** START OF Records for this exercise **
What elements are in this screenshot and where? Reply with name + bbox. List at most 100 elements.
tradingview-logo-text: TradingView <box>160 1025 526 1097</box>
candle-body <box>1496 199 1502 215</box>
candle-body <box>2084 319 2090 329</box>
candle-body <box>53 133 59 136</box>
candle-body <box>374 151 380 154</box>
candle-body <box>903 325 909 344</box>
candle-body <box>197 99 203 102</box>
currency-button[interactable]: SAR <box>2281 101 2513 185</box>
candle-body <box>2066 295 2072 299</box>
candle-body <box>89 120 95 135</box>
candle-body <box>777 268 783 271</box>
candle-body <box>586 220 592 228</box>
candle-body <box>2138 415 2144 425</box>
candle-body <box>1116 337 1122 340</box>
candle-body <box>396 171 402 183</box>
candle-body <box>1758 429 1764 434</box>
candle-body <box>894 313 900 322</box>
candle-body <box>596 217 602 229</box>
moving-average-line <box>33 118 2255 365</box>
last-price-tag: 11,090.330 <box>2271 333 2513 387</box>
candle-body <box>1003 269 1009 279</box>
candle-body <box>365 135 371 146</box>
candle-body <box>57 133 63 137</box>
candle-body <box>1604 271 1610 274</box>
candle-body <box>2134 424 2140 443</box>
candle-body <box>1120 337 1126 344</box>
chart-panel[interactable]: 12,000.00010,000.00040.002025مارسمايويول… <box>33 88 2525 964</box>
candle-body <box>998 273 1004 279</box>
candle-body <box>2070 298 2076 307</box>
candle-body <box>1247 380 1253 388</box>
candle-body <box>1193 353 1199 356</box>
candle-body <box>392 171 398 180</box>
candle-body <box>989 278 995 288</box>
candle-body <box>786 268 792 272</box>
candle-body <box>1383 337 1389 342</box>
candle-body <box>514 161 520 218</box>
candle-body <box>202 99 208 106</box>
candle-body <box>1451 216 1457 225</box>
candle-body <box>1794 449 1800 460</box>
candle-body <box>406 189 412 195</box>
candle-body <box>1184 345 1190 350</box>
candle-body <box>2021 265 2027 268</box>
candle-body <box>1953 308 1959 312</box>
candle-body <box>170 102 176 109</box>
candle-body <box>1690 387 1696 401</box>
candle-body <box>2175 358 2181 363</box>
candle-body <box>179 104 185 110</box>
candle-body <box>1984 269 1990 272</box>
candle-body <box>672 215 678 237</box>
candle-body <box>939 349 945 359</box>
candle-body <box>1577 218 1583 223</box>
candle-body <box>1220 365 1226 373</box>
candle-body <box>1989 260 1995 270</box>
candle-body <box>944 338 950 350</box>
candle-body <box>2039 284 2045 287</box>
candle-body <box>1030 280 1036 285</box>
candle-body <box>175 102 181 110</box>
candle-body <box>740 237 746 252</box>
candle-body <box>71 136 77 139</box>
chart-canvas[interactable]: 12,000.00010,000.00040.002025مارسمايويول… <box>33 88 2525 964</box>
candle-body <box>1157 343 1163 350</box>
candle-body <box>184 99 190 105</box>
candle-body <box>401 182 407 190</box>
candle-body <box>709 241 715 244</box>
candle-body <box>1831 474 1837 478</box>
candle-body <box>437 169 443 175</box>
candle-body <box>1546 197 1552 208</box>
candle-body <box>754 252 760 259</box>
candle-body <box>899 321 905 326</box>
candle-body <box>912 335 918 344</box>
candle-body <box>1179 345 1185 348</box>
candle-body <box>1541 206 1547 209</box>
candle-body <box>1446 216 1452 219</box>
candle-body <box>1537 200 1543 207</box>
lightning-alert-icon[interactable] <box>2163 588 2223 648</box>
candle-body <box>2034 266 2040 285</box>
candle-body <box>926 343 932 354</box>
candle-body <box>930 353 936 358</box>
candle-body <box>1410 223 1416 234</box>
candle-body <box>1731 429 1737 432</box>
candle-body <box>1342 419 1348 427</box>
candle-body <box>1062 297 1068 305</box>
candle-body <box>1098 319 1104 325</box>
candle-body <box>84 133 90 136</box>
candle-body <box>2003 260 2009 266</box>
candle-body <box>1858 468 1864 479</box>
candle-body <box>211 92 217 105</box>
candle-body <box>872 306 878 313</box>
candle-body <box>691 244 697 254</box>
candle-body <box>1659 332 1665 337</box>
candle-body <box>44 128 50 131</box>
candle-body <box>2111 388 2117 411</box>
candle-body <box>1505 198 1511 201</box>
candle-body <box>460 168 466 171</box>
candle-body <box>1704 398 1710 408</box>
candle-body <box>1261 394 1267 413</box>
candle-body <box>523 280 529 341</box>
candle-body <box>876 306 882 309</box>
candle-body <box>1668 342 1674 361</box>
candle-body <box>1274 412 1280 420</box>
** END OF Records for this exercise **
**Given exercise:** Could you put each line of the records above into a JSON list of strings, one string per line, with blank lines left out?

**Final answer:**
[
  "What elements are in this screenshot and where? Reply with name + bbox. List at most 100 elements.",
  "tradingview-logo-text: TradingView <box>160 1025 526 1097</box>",
  "candle-body <box>1496 199 1502 215</box>",
  "candle-body <box>2084 319 2090 329</box>",
  "candle-body <box>53 133 59 136</box>",
  "candle-body <box>374 151 380 154</box>",
  "candle-body <box>903 325 909 344</box>",
  "candle-body <box>197 99 203 102</box>",
  "currency-button[interactable]: SAR <box>2281 101 2513 185</box>",
  "candle-body <box>2066 295 2072 299</box>",
  "candle-body <box>89 120 95 135</box>",
  "candle-body <box>777 268 783 271</box>",
  "candle-body <box>586 220 592 228</box>",
  "candle-body <box>2138 415 2144 425</box>",
  "candle-body <box>1116 337 1122 340</box>",
  "candle-body <box>396 171 402 183</box>",
  "candle-body <box>1758 429 1764 434</box>",
  "candle-body <box>894 313 900 322</box>",
  "candle-body <box>596 217 602 229</box>",
  "moving-average-line <box>33 118 2255 365</box>",
  "last-price-tag: 11,090.330 <box>2271 333 2513 387</box>",
  "candle-body <box>1003 269 1009 279</box>",
  "candle-body <box>365 135 371 146</box>",
  "candle-body <box>57 133 63 137</box>",
  "candle-body <box>1604 271 1610 274</box>",
  "candle-body <box>2134 424 2140 443</box>",
  "candle-body <box>1120 337 1126 344</box>",
  "chart-panel[interactable]: 12,000.00010,000.00040.002025مارسمايويول… <box>33 88 2525 964</box>",
  "candle-body <box>998 273 1004 279</box>",
  "candle-body <box>2070 298 2076 307</box>",
  "candle-body <box>1247 380 1253 388</box>",
  "candle-body <box>1193 353 1199 356</box>",
  "candle-body <box>392 171 398 180</box>",
  "candle-body <box>989 278 995 288</box>",
  "candle-body <box>786 268 792 272</box>",
  "candle-body <box>1383 337 1389 342</box>",
  "candle-body <box>514 161 520 218</box>",
  "candle-body <box>202 99 208 106</box>",
  "candle-body <box>1451 216 1457 225</box>",
  "candle-body <box>1794 449 1800 460</box>",
  "candle-body <box>406 189 412 195</box>",
  "candle-body <box>1184 345 1190 350</box>",
  "candle-body <box>2021 265 2027 268</box>",
  "candle-body <box>1953 308 1959 312</box>",
  "candle-body <box>170 102 176 109</box>",
  "candle-body <box>1690 387 1696 401</box>",
  "candle-body <box>2175 358 2181 363</box>",
  "candle-body <box>179 104 185 110</box>",
  "candle-body <box>1984 269 1990 272</box>",
  "candle-body <box>672 215 678 237</box>",
  "candle-body <box>939 349 945 359</box>",
  "candle-body <box>1577 218 1583 223</box>",
  "candle-body <box>1220 365 1226 373</box>",
  "candle-body <box>1989 260 1995 270</box>",
  "candle-body <box>944 338 950 350</box>",
  "candle-body <box>2039 284 2045 287</box>",
  "candle-body <box>1030 280 1036 285</box>",
  "candle-body <box>175 102 181 110</box>",
  "candle-body <box>740 237 746 252</box>",
  "candle-body <box>71 136 77 139</box>",
  "chart-canvas[interactable]: 12,000.00010,000.00040.002025مارسمايويول… <box>33 88 2525 964</box>",
  "candle-body <box>1157 343 1163 350</box>",
  "candle-body <box>184 99 190 105</box>",
  "candle-body <box>401 182 407 190</box>",
  "candle-body <box>709 241 715 244</box>",
  "candle-body <box>1831 474 1837 478</box>",
  "candle-body <box>437 169 443 175</box>",
  "candle-body <box>1546 197 1552 208</box>",
  "candle-body <box>754 252 760 259</box>",
  "candle-body <box>899 321 905 326</box>",
  "candle-body <box>912 335 918 344</box>",
  "candle-body <box>1179 345 1185 348</box>",
  "candle-body <box>1541 206 1547 209</box>",
  "candle-body <box>1446 216 1452 219</box>",
  "candle-body <box>1537 200 1543 207</box>",
  "lightning-alert-icon[interactable] <box>2163 588 2223 648</box>",
  "candle-body <box>2034 266 2040 285</box>",
  "candle-body <box>926 343 932 354</box>",
  "candle-body <box>930 353 936 358</box>",
  "candle-body <box>1410 223 1416 234</box>",
  "candle-body <box>1731 429 1737 432</box>",
  "candle-body <box>1342 419 1348 427</box>",
  "candle-body <box>1062 297 1068 305</box>",
  "candle-body <box>1098 319 1104 325</box>",
  "candle-body <box>84 133 90 136</box>",
  "candle-body <box>2003 260 2009 266</box>",
  "candle-body <box>1858 468 1864 479</box>",
  "candle-body <box>211 92 217 105</box>",
  "candle-body <box>872 306 878 313</box>",
  "candle-body <box>691 244 697 254</box>",
  "candle-body <box>1659 332 1665 337</box>",
  "candle-body <box>44 128 50 131</box>",
  "candle-body <box>2111 388 2117 411</box>",
  "candle-body <box>1505 198 1511 201</box>",
  "candle-body <box>460 168 466 171</box>",
  "candle-body <box>1704 398 1710 408</box>",
  "candle-body <box>1261 394 1267 413</box>",
  "candle-body <box>523 280 529 341</box>",
  "candle-body <box>876 306 882 309</box>",
  "candle-body <box>1668 342 1674 361</box>",
  "candle-body <box>1274 412 1280 420</box>"
]